### Exercise objective
Output the stretch of the Baapjanma film text from "Baapjanma is a" through "an unexpected ending.", word for word.

### Text section

- Theatrical release poster
- Directed by: Nipun Dharmadhikari
- Written by: Nipun Dharmadhikari
- Produced by: Sumatilal Shah
- Starring: Sachin Khedekar Pushkaraj Chirputkar Sharvari Lohokare Akash Khurana
- Cinematography: Abhijeet Abde
- Edited by: Suchitra Sathe
- Music by: Gandhaar
- Production company: Sixteen by Sixty-Four Productions
- Release date: 29 September 2017;
- Running time: 121 minutes
- Country: India
- Language: Marathi

= Baapjanma =

Baapjanma is a 2017 Indian Marathi social drama directed by Nipun Dharmadhikari. This is Dharamdhikari's second film although it released first. The story revolves around a retired and widowed intelligence officer who is estranged from his married children, who suddenly becomes terminally ill and then sets out to make amends using unconventional methods, with an unexpected ending.

### Visual layout annotation data
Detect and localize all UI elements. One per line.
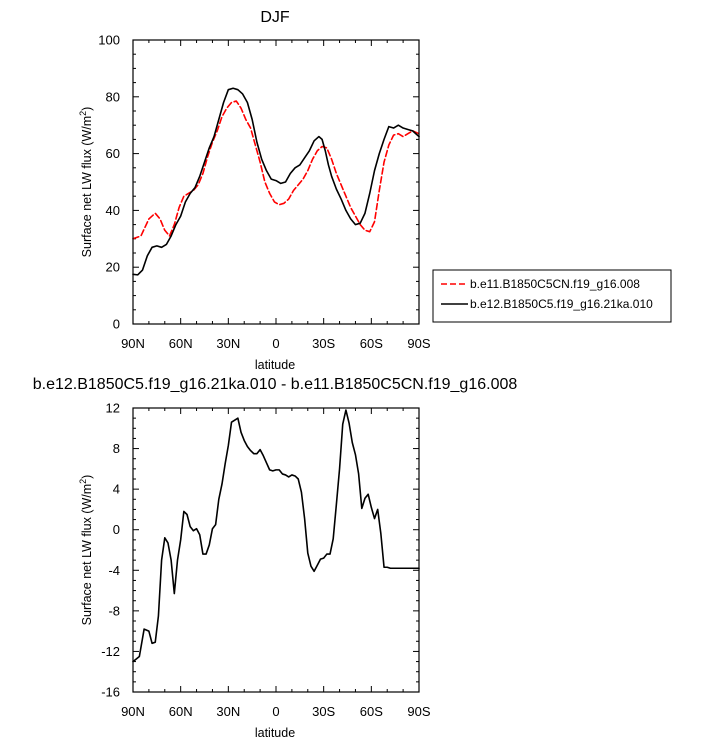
x-axis-title-bottom: latitude <box>255 726 295 740</box>
chart-title-bottom: b.e12.B1850C5.f19_g16.21ka.010 - b.e11.B… <box>33 376 518 393</box>
x-tick-label: 0 <box>272 336 279 351</box>
y-axis-title-end: ) <box>80 107 94 111</box>
y-tick-label: 4 <box>113 482 120 497</box>
x-tick-label: 30S <box>312 704 335 719</box>
legend-label-series-2: b.e12.B1850C5.f19_g16.21ka.010 <box>470 297 653 311</box>
svg-text:Surface net LW flux (W/m2): Surface net LW flux (W/m2) <box>78 107 94 258</box>
y-axis-title-bottom: Surface net LW flux (W/m2) <box>78 475 94 626</box>
x-axis-title-top: latitude <box>255 358 295 372</box>
y-tick-label: 0 <box>113 522 120 537</box>
chart-panel-top: DJF Surface net LW flux (W/m2) latitude … <box>78 9 672 372</box>
y-axis-title-sup: 2 <box>78 479 88 484</box>
y-tick-label: 8 <box>113 441 120 456</box>
y-tick-label: 40 <box>106 203 120 218</box>
x-tick-label: 60N <box>169 336 193 351</box>
legend: b.e11.B1850C5CN.f19_g16.008 b.e12.B1850C… <box>432 269 672 323</box>
chart-title-top: DJF <box>260 9 290 26</box>
y-axis-title-text: Surface net LW flux (W/m <box>80 484 94 625</box>
x-tick-label: 30N <box>216 704 240 719</box>
y-tick-label: 60 <box>106 146 120 161</box>
legend-label-series-1: b.e11.B1850C5CN.f19_g16.008 <box>470 277 640 291</box>
y-tick-label: -16 <box>101 685 120 700</box>
x-tick-label: 0 <box>272 704 279 719</box>
x-tick-label: 90N <box>121 704 145 719</box>
plot-frame-bottom <box>132 407 420 693</box>
y-tick-label: -4 <box>108 563 120 578</box>
y-tick-label: -12 <box>101 644 120 659</box>
x-tick-label: 90N <box>121 336 145 351</box>
plot-frame-top <box>132 39 420 325</box>
x-tick-label: 90S <box>407 704 430 719</box>
x-tick-label: 90S <box>407 336 430 351</box>
y-tick-label: 80 <box>106 89 120 104</box>
y-tick-label: 0 <box>113 317 120 332</box>
y-axis-title-end: ) <box>80 475 94 479</box>
x-tick-label: 60N <box>169 704 193 719</box>
legend-box <box>432 269 672 323</box>
y-axis-title-top: Surface net LW flux (W/m2) <box>78 107 94 258</box>
series-line-bottom-1 <box>132 409 420 663</box>
series-line-top-1 <box>132 100 420 240</box>
x-tick-label: 30S <box>312 336 335 351</box>
series-line-top-2 <box>132 87 420 276</box>
chart-panel-bottom: b.e12.B1850C5.f19_g16.21ka.010 - b.e11.B… <box>33 376 518 740</box>
x-tick-label: 60S <box>360 704 383 719</box>
y-tick-label: 12 <box>106 401 120 416</box>
svg-text:Surface net LW flux (W/m2): Surface net LW flux (W/m2) <box>78 475 94 626</box>
y-axis-title-sup: 2 <box>78 111 88 116</box>
y-axis-title-text: Surface net LW flux (W/m <box>80 116 94 257</box>
y-tick-label: 100 <box>98 33 120 48</box>
x-tick-label: 30N <box>216 336 240 351</box>
y-tick-label: 20 <box>106 260 120 275</box>
y-tick-label: -8 <box>108 603 120 618</box>
x-tick-label: 60S <box>360 336 383 351</box>
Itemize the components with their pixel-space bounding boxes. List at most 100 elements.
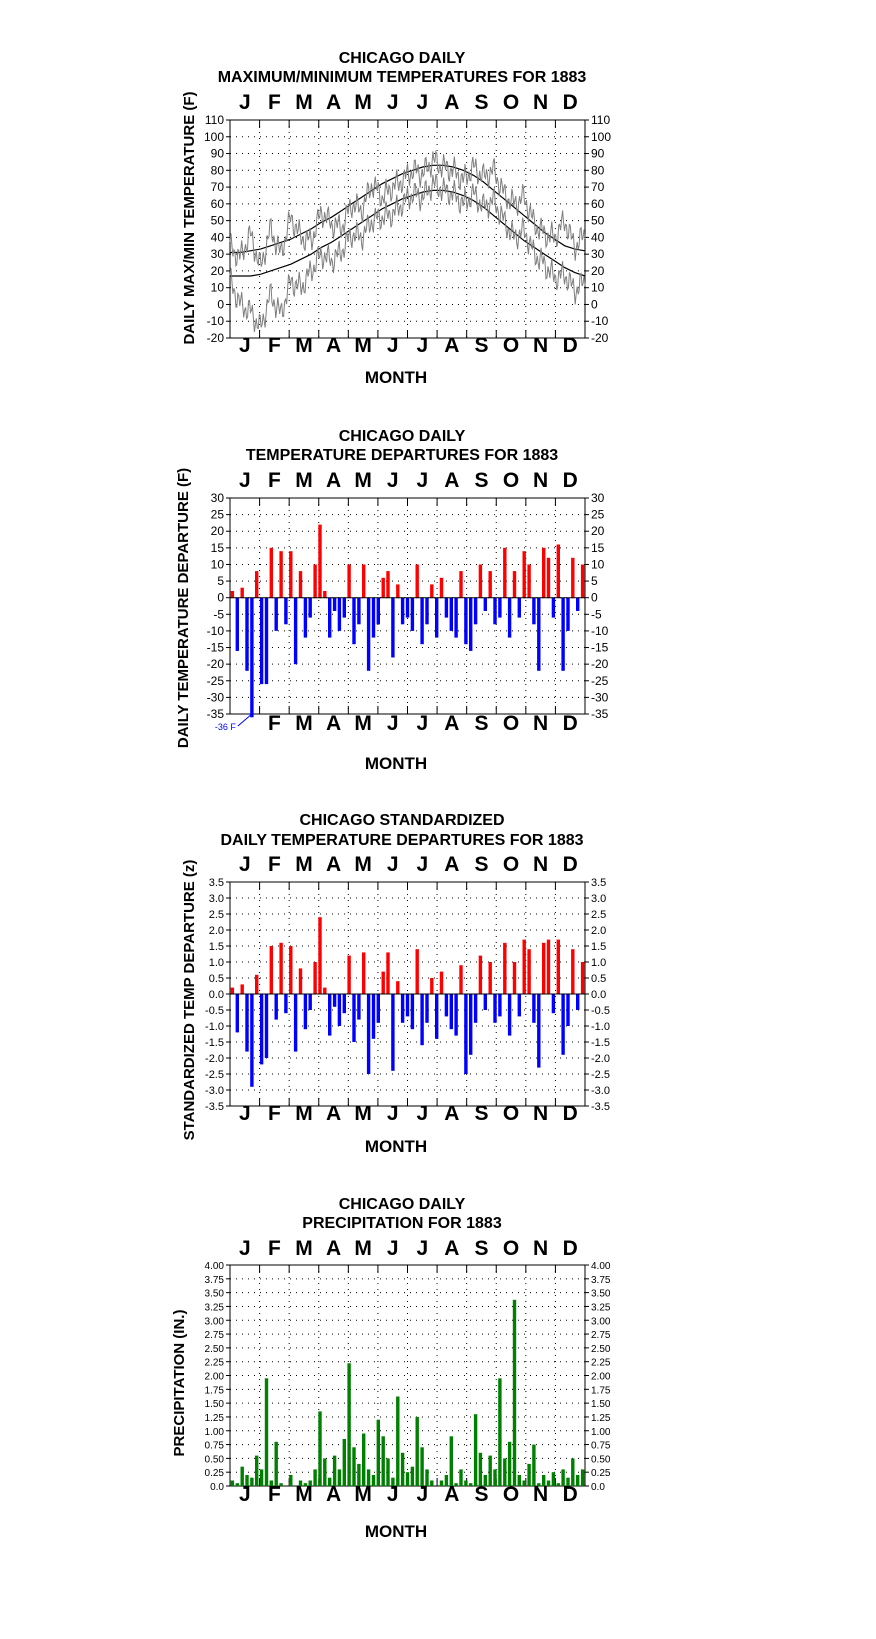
bar bbox=[371, 1475, 376, 1486]
y-tick-label-left: 0 bbox=[217, 591, 224, 605]
month-label-bottom: D bbox=[563, 712, 578, 735]
bar bbox=[498, 1378, 502, 1486]
y-axis-label: DAILY TEMPERATURE DEPARTURE (F) bbox=[175, 468, 192, 748]
month-label-top: J bbox=[387, 853, 399, 876]
bar bbox=[405, 994, 410, 1017]
bar bbox=[488, 571, 492, 598]
bar bbox=[371, 597, 376, 638]
y-tick-label-right: 3.50 bbox=[591, 1289, 611, 1300]
bar bbox=[230, 987, 235, 994]
bar bbox=[483, 994, 487, 1010]
y-tick-label-right: 1.75 bbox=[591, 1385, 611, 1396]
month-label-top: O bbox=[503, 469, 519, 492]
bar bbox=[342, 1439, 346, 1486]
bar bbox=[308, 597, 312, 618]
month-label-bottom: N bbox=[533, 712, 548, 735]
bar bbox=[517, 994, 521, 1017]
month-label-bottom: M bbox=[295, 1102, 313, 1125]
month-label-top: M bbox=[354, 1237, 372, 1260]
month-label-top: M bbox=[354, 469, 372, 492]
bar bbox=[542, 1475, 546, 1486]
y-tick-label-left: 5 bbox=[217, 574, 224, 588]
chart-title-line1: CHICAGO DAILY bbox=[339, 428, 466, 445]
bar bbox=[542, 547, 546, 598]
month-label-top: F bbox=[268, 1237, 281, 1260]
y-tick-label-left: -2.0 bbox=[205, 1053, 224, 1065]
month-label-bottom: S bbox=[474, 334, 488, 357]
bar bbox=[240, 587, 244, 598]
y-tick-label-left: -30 bbox=[207, 690, 225, 704]
chart-body-departures: 30 30 25 25 20 20 15 15 10 10 5 5 0 0 -5 -5 -10 -10 -15 -15… bbox=[207, 469, 609, 735]
bar bbox=[566, 994, 570, 1026]
bar bbox=[425, 994, 429, 1023]
bar bbox=[532, 597, 536, 625]
bar bbox=[444, 994, 449, 1017]
bar bbox=[459, 571, 463, 598]
bar bbox=[332, 994, 337, 1007]
bar bbox=[483, 597, 487, 611]
bar bbox=[576, 1475, 580, 1486]
month-label-bottom: D bbox=[563, 334, 578, 357]
annotation-label: -36 F bbox=[215, 722, 237, 732]
month-label-bottom: M bbox=[354, 334, 372, 357]
chart-title-line2: MAXIMUM/MINIMUM TEMPERATURES FOR 1883 bbox=[218, 69, 587, 86]
bar bbox=[274, 994, 278, 1020]
bar bbox=[493, 1469, 497, 1486]
y-tick-label-right: -5 bbox=[591, 607, 602, 621]
bar bbox=[366, 994, 371, 1074]
bar bbox=[576, 994, 580, 1010]
chart-standardized: CHICAGO STANDARDIZED DAILY TEMPERATURE D… bbox=[181, 812, 584, 1156]
bar bbox=[308, 1480, 312, 1486]
month-label-bottom: J bbox=[387, 1483, 399, 1506]
bar bbox=[405, 1472, 410, 1486]
bar bbox=[537, 1483, 541, 1486]
bar bbox=[400, 1452, 405, 1486]
y-tick-label-right: 3.5 bbox=[591, 877, 606, 889]
month-label-top: J bbox=[416, 853, 428, 876]
month-label-top: J bbox=[416, 91, 428, 114]
bar bbox=[240, 1466, 244, 1486]
bar bbox=[410, 1466, 415, 1486]
y-tick-label-left: -10 bbox=[207, 624, 225, 638]
chart-title-line2: TEMPERATURE DEPARTURES FOR 1883 bbox=[246, 447, 558, 464]
y-tick-label-left: 10 bbox=[211, 281, 225, 295]
y-tick-label-left: 3.25 bbox=[205, 1302, 225, 1313]
month-label-top: M bbox=[354, 91, 372, 114]
bar bbox=[386, 1458, 390, 1486]
bar bbox=[269, 547, 273, 598]
month-label-bottom: A bbox=[444, 712, 459, 735]
bar bbox=[483, 1475, 487, 1486]
bar bbox=[366, 597, 371, 671]
month-label-bottom: N bbox=[533, 334, 548, 357]
month-label-bottom: A bbox=[326, 1102, 341, 1125]
bar bbox=[444, 1475, 449, 1486]
month-label-bottom: J bbox=[239, 1483, 251, 1506]
y-tick-label-right: 15 bbox=[591, 541, 605, 555]
month-label-top: J bbox=[387, 1237, 399, 1260]
month-label-top: N bbox=[533, 91, 548, 114]
y-tick-label-left: -1.5 bbox=[205, 1037, 224, 1049]
bar bbox=[473, 994, 478, 1023]
bar bbox=[430, 584, 434, 598]
bar bbox=[337, 994, 342, 1026]
month-label-top: A bbox=[326, 1237, 341, 1260]
y-tick-label-left: 1.25 bbox=[205, 1413, 225, 1424]
bar bbox=[435, 597, 439, 638]
bar bbox=[522, 551, 526, 598]
bar bbox=[274, 1441, 278, 1486]
bar bbox=[255, 571, 259, 598]
bar bbox=[298, 968, 303, 994]
bar bbox=[532, 994, 536, 1023]
y-tick-label-left: 90 bbox=[211, 147, 225, 161]
y-tick-label-left: 40 bbox=[211, 230, 225, 244]
y-tick-label-left: 80 bbox=[211, 163, 225, 177]
y-tick-label-left: 100 bbox=[204, 130, 224, 144]
y-tick-label-left: 30 bbox=[211, 491, 225, 505]
month-label-top: J bbox=[387, 91, 399, 114]
chart-title-line1: CHICAGO DAILY bbox=[339, 50, 466, 67]
month-label-top: J bbox=[239, 853, 251, 876]
y-tick-label-right: 80 bbox=[591, 163, 605, 177]
chart-maxmin: CHICAGO DAILY MAXIMUM/MINIMUM TEMPERATUR… bbox=[181, 50, 586, 387]
bar bbox=[576, 597, 580, 611]
bar bbox=[245, 994, 249, 1052]
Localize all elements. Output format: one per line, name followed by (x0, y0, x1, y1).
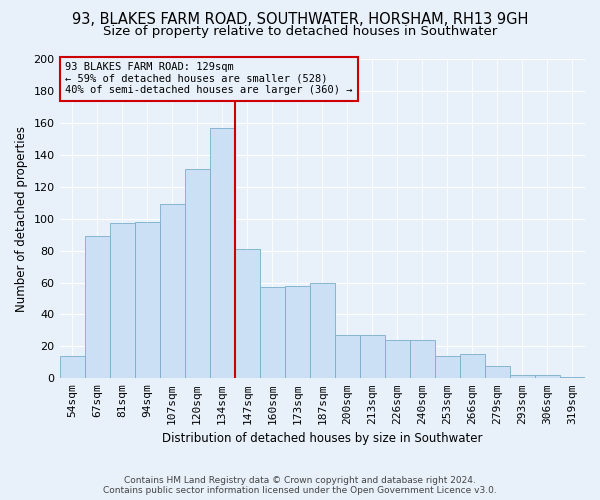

### Written answer
Baapjanma is a 2017 Indian Marathi social drama directed by Nipun Dharmadhikari. This is Dharamdhikari's second film although it released first. The story revolves around a retired and widowed intelligence officer who is estranged from his married children, who suddenly becomes terminally ill and then sets out to make amends using unconventional methods, with an unexpected ending.